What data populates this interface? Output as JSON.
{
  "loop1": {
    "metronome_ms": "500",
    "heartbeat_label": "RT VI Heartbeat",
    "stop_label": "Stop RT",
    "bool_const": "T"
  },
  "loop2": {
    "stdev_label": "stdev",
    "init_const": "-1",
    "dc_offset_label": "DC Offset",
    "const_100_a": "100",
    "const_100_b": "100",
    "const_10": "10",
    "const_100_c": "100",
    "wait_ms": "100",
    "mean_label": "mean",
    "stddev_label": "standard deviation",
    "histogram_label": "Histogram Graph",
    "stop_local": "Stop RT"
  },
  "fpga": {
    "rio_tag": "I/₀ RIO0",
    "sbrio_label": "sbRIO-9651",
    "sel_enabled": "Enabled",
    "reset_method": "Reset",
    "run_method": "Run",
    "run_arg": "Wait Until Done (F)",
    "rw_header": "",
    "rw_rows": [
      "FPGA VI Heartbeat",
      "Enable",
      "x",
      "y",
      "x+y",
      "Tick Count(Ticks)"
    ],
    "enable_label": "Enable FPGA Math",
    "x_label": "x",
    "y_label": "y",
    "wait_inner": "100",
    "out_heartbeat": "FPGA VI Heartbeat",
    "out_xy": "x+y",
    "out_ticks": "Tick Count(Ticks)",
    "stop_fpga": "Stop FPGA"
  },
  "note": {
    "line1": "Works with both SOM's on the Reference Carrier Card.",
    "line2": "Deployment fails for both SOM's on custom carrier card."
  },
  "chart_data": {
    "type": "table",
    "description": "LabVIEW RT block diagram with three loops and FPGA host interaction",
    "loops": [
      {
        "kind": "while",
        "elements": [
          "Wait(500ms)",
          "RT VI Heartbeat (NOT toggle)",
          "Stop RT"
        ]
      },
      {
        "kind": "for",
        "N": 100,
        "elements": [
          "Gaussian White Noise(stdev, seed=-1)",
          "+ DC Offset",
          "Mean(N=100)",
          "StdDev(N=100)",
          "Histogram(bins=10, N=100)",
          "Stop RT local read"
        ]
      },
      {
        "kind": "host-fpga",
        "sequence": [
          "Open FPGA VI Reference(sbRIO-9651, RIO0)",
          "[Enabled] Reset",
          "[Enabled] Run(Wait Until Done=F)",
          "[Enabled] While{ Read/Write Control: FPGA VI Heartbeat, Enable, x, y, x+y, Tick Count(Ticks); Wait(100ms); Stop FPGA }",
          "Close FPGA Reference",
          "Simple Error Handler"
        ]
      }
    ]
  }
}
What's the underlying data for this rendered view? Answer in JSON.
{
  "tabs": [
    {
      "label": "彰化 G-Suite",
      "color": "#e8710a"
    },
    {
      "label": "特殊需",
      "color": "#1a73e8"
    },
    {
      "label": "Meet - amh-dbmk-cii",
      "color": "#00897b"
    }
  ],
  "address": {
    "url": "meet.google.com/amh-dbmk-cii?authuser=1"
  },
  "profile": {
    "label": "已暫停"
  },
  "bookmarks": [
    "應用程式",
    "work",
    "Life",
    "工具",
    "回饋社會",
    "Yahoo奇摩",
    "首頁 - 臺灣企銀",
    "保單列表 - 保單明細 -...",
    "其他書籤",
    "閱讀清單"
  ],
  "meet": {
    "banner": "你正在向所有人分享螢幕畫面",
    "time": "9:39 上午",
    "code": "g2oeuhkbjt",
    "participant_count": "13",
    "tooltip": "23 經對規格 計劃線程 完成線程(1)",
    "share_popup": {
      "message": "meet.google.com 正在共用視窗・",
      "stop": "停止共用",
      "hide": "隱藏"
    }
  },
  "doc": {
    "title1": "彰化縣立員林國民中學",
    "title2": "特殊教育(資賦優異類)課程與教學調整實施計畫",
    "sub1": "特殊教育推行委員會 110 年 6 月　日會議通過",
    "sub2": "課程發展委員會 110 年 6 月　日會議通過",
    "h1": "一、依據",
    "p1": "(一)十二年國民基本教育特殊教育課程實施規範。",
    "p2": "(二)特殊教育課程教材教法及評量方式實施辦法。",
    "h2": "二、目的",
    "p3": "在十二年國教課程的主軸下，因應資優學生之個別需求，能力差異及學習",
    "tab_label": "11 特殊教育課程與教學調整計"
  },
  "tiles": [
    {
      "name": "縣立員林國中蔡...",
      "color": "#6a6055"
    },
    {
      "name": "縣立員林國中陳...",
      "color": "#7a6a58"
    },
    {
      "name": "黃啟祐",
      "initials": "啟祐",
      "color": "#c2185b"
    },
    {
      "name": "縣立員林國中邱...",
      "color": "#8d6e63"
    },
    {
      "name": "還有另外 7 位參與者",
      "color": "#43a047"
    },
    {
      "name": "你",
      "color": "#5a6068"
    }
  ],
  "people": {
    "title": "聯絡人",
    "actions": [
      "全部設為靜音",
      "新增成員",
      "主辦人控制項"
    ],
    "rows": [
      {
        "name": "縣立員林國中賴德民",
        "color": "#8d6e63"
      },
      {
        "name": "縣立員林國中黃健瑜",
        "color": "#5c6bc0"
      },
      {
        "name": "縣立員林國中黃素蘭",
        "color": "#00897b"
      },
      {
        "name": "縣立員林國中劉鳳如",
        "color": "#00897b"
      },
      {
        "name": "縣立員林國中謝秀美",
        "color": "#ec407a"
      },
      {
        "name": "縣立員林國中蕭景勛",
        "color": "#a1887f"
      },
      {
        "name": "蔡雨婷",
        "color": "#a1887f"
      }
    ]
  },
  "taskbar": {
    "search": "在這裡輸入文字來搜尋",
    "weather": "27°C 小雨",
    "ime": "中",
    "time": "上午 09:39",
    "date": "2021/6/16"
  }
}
--------
• Set exercise: What is the number of lines above that contain the string "日會議通過"? Answer with the number alone.

• Answer to the task: 2